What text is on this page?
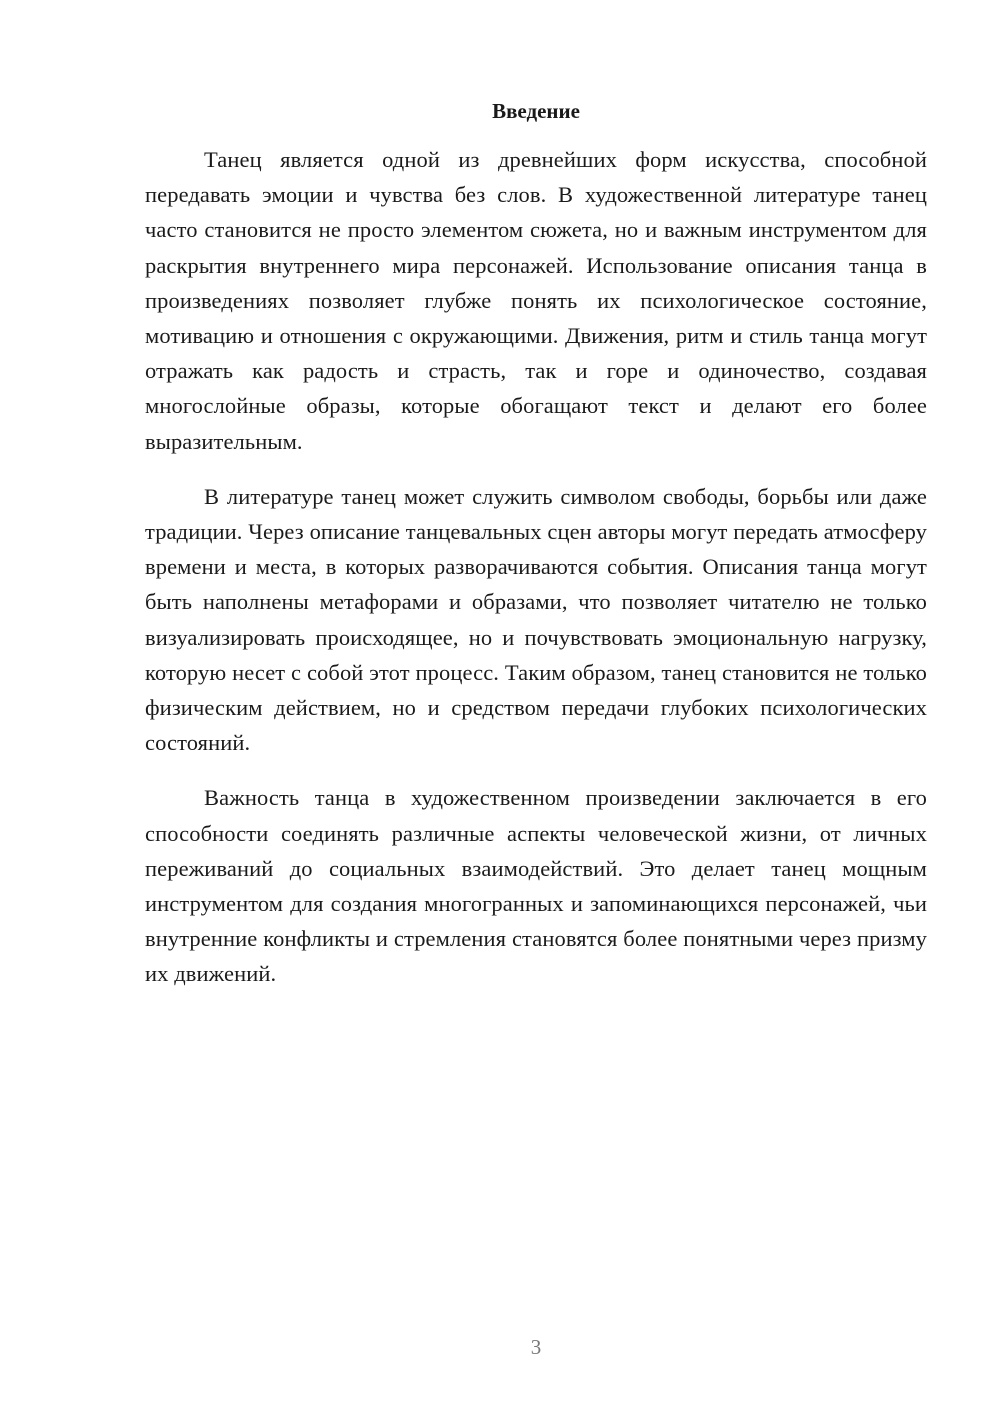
Введение

Танец является одной из древнейших форм искусства, способной передавать эмоции и чувства без слов. В художественной литературе танец часто становится не просто элементом сюжета, но и важным инструментом для раскрытия внутреннего мира персонажей. Использование описания танца в произведениях позволяет глубже понять их психологическое состояние, мотивацию и отношения с окружающими. Движения, ритм и стиль танца могут отражать как радость и страсть, так и горе и одиночество, создавая многослойные образы, которые обогащают текст и делают его более выразительным.

В литературе танец может служить символом свободы, борьбы или даже традиции. Через описание танцевальных сцен авторы могут передать атмосферу времени и места, в которых разворачиваются события. Описания танца могут быть наполнены метафорами и образами, что позволяет читателю не только визуализировать происходящее, но и почувствовать эмоциональную нагрузку, которую несет с собой этот процесс. Таким образом, танец становится не только физическим действием, но и средством передачи глубоких психологических состояний.

Важность танца в художественном произведении заключается в его способности соединять различные аспекты человеческой жизни, от личных переживаний до социальных взаимодействий. Это делает танец мощным инструментом для создания многогранных и запоминающихся персонажей, чьи внутренние конфликты и стремления становятся более понятными через призму их движений.

3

------------------------------

## The task
In the copy, include all records verbatim but no images.

## Answer to the task
What text is on this page?
Введение

Танец является одной из древнейших форм искусства, способной передавать эмоции и чувства без слов. В художественной литературе танец часто становится не просто элементом сюжета, но и важным инструментом для раскрытия внутреннего мира персонажей. Использование описания танца в произведениях позволяет глубже понять их психологическое состояние, мотивацию и отношения с окружающими. Движения, ритм и стиль танца могут отражать как радость и страсть, так и горе и одиночество, создавая многослойные образы, которые обогащают текст и делают его более выразительным.

В литературе танец может служить символом свободы, борьбы или даже традиции. Через описание танцевальных сцен авторы могут передать атмосферу времени и места, в которых разворачиваются события. Описания танца могут быть наполнены метафорами и образами, что позволяет читателю не только визуализировать происходящее, но и почувствовать эмоциональную нагрузку, которую несет с собой этот процесс. Таким образом, танец становится не только физическим действием, но и средством передачи глубоких психологических состояний.

Важность танца в художественном произведении заключается в его способности соединять различные аспекты человеческой жизни, от личных переживаний до социальных взаимодействий. Это делает танец мощным инструментом для создания многогранных и запоминающихся персонажей, чьи внутренние конфликты и стремления становятся более понятными через призму их движений.

3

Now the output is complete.